◆ **REQUIRED WORK**
Do not include the pictures; repeat the rest of the data exactly.

━━━━━ EXTRACTED ENTRIES

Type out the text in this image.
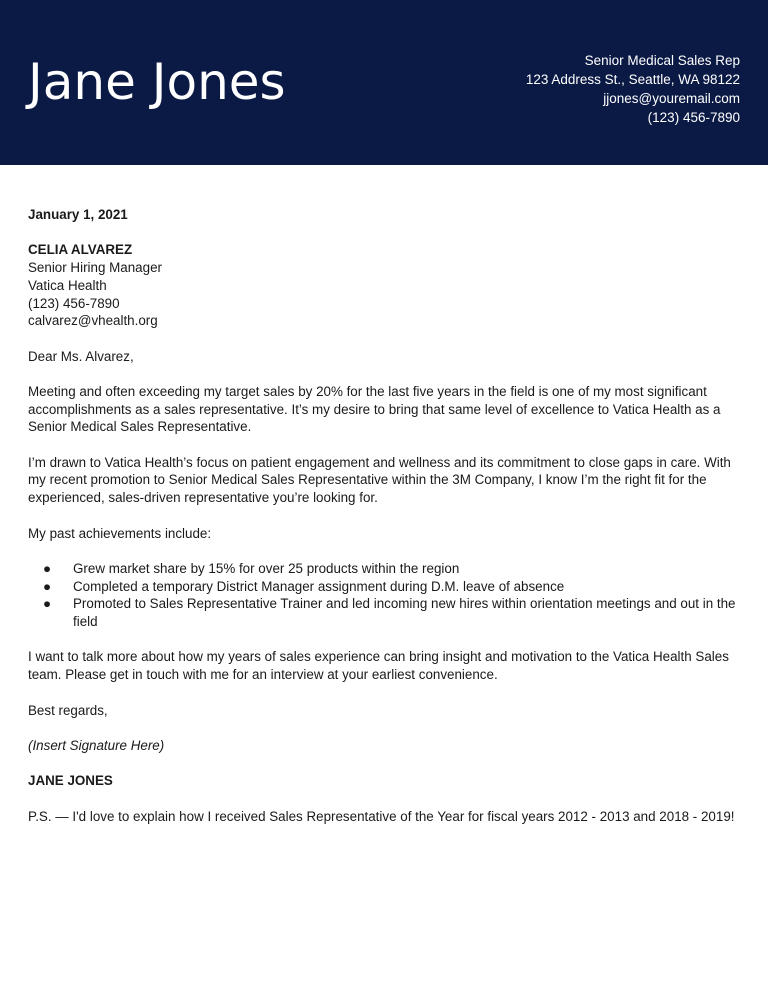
Jane Jones	Senior Medical Sales Rep
123 Address St., Seattle, WA 98122
jjones@youremail.com
(123) 456-7890

January 1, 2021

CELIA ALVAREZ
Senior Hiring Manager
Vatica Health
(123) 456-7890
calvarez@vhealth.org

Dear Ms. Alvarez,

Meeting and often exceeding my target sales by 20% for the last five years in the field is one of my most significant accomplishments as a sales representative. It’s my desire to bring that same level of excellence to Vatica Health as a Senior Medical Sales Representative.

I’m drawn to Vatica Health’s focus on patient engagement and wellness and its commitment to close gaps in care. With my recent promotion to Senior Medical Sales Representative within the 3M Company, I know I’m the right fit for the experienced, sales-driven representative you’re looking for.

My past achievements include:

● Grew market share by 15% for over 25 products within the region
● Completed a temporary District Manager assignment during D.M. leave of absence
● Promoted to Sales Representative Trainer and led incoming new hires within orientation meetings and out in the field

I want to talk more about how my years of sales experience can bring insight and motivation to the Vatica Health Sales team. Please get in touch with me for an interview at your earliest convenience.

Best regards,

(Insert Signature Here)

JANE JONES

P.S. — I'd love to explain how I received Sales Representative of the Year for fiscal years 2012 - 2013 and 2018 - 2019!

━━━━━━━━━━

◆ **THE REPLY**
Type out the text in this image.
Jane Jones	Senior Medical Sales Rep
123 Address St., Seattle, WA 98122
jjones@youremail.com
(123) 456-7890

January 1, 2021

CELIA ALVAREZ
Senior Hiring Manager
Vatica Health
(123) 456-7890
calvarez@vhealth.org

Dear Ms. Alvarez,

Meeting and often exceeding my target sales by 20% for the last five years in the field is one of my most significant accomplishments as a sales representative. It’s my desire to bring that same level of excellence to Vatica Health as a Senior Medical Sales Representative.

I’m drawn to Vatica Health’s focus on patient engagement and wellness and its commitment to close gaps in care. With my recent promotion to Senior Medical Sales Representative within the 3M Company, I know I’m the right fit for the experienced, sales-driven representative you’re looking for.

My past achievements include:

● Grew market share by 15% for over 25 products within the region
● Completed a temporary District Manager assignment during D.M. leave of absence
● Promoted to Sales Representative Trainer and led incoming new hires within orientation meetings and out in the field

I want to talk more about how my years of sales experience can bring insight and motivation to the Vatica Health Sales team. Please get in touch with me for an interview at your earliest convenience.

Best regards,

(Insert Signature Here)

JANE JONES

P.S. — I'd love to explain how I received Sales Representative of the Year for fiscal years 2012 - 2013 and 2018 - 2019!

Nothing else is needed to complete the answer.